• _WORK TO BE COMPLETED_
Your task is to transcribe the records exactly, skipping every image.

#### DATA SHOWN

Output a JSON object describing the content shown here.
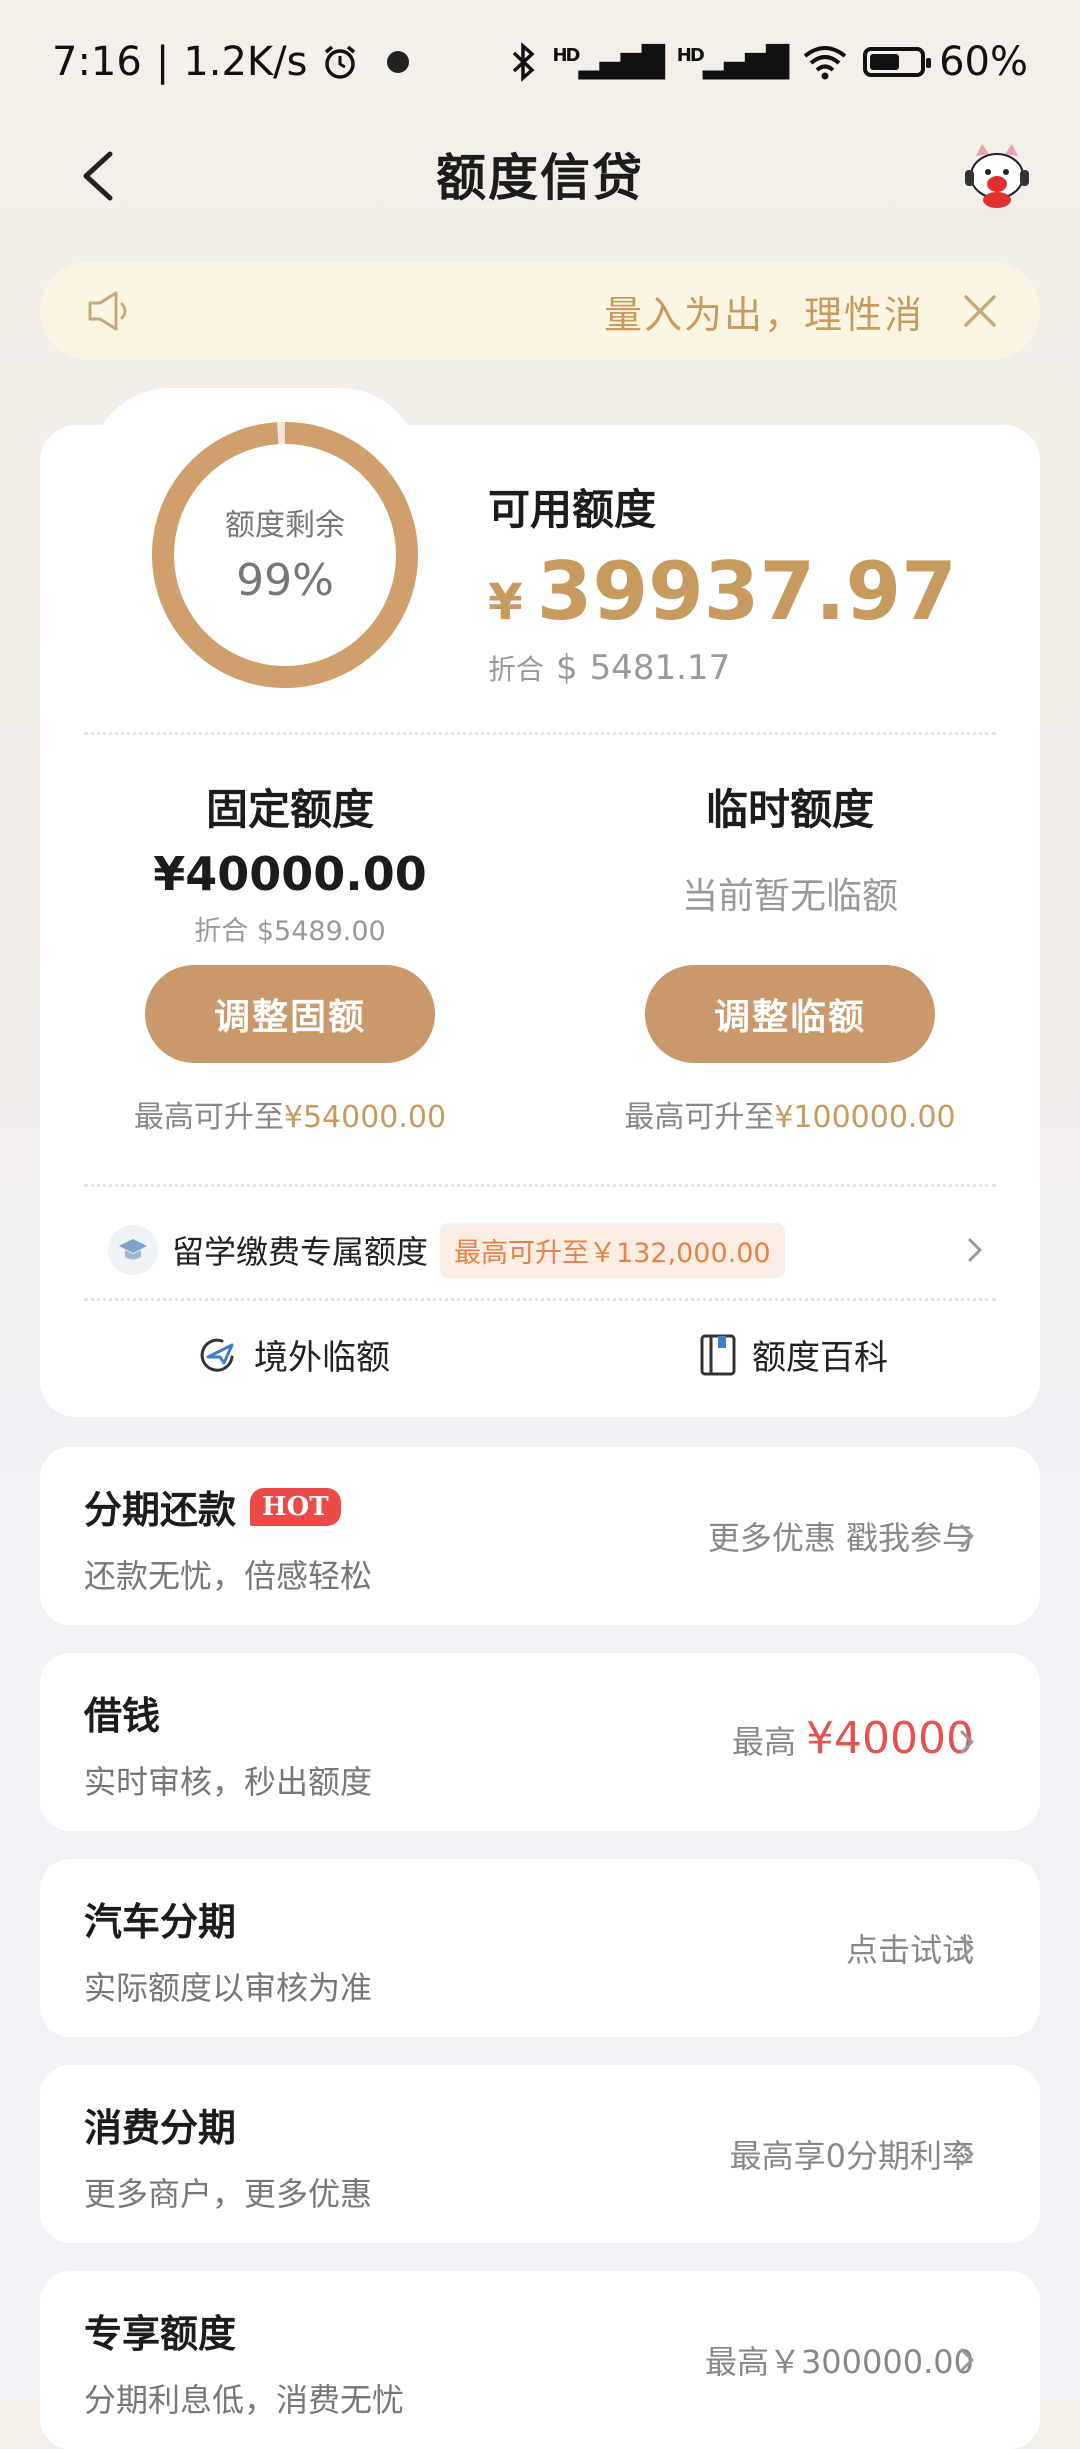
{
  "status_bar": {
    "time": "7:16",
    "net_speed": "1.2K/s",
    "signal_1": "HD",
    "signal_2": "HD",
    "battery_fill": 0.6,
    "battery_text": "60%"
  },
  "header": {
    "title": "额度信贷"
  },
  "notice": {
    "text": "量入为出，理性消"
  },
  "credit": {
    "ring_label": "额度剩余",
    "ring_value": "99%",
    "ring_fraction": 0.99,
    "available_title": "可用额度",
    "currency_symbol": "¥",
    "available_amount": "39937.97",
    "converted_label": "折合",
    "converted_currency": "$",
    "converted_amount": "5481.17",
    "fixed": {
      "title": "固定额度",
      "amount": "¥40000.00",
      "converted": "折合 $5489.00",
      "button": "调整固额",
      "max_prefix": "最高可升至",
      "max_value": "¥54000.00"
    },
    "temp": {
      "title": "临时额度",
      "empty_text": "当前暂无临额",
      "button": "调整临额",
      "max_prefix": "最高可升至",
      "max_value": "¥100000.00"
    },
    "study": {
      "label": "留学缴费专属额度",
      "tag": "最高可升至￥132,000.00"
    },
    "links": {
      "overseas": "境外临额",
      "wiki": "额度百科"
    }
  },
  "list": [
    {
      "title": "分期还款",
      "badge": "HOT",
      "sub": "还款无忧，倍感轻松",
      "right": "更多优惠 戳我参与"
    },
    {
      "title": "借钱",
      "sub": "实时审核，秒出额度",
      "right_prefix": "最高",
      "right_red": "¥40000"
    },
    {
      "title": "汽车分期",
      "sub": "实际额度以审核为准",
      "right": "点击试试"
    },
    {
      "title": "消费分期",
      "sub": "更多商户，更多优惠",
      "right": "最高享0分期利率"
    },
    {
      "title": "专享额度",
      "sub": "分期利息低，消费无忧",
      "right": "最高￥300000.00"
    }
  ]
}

########

• _RESULT_
Output a JSON object describing the content shown here.
{
  "status_bar": {
    "time": "7:16",
    "net_speed": "1.2K/s",
    "signal_1": "HD",
    "signal_2": "HD",
    "battery_fill": 0.6,
    "battery_text": "60%"
  },
  "header": {
    "title": "额度信贷"
  },
  "notice": {
    "text": "量入为出，理性消"
  },
  "credit": {
    "ring_label": "额度剩余",
    "ring_value": "99%",
    "ring_fraction": 0.99,
    "available_title": "可用额度",
    "currency_symbol": "¥",
    "available_amount": "39937.97",
    "converted_label": "折合",
    "converted_currency": "$",
    "converted_amount": "5481.17",
    "fixed": {
      "title": "固定额度",
      "amount": "¥40000.00",
      "converted": "折合 $5489.00",
      "button": "调整固额",
      "max_prefix": "最高可升至",
      "max_value": "¥54000.00"
    },
    "temp": {
      "title": "临时额度",
      "empty_text": "当前暂无临额",
      "button": "调整临额",
      "max_prefix": "最高可升至",
      "max_value": "¥100000.00"
    },
    "study": {
      "label": "留学缴费专属额度",
      "tag": "最高可升至￥132,000.00"
    },
    "links": {
      "overseas": "境外临额",
      "wiki": "额度百科"
    }
  },
  "list": [
    {
      "title": "分期还款",
      "badge": "HOT",
      "sub": "还款无忧，倍感轻松",
      "right": "更多优惠 戳我参与"
    },
    {
      "title": "借钱",
      "sub": "实时审核，秒出额度",
      "right_prefix": "最高",
      "right_red": "¥40000"
    },
    {
      "title": "汽车分期",
      "sub": "实际额度以审核为准",
      "right": "点击试试"
    },
    {
      "title": "消费分期",
      "sub": "更多商户，更多优惠",
      "right": "最高享0分期利率"
    },
    {
      "title": "专享额度",
      "sub": "分期利息低，消费无忧",
      "right": "最高￥300000.00"
    }
  ]
}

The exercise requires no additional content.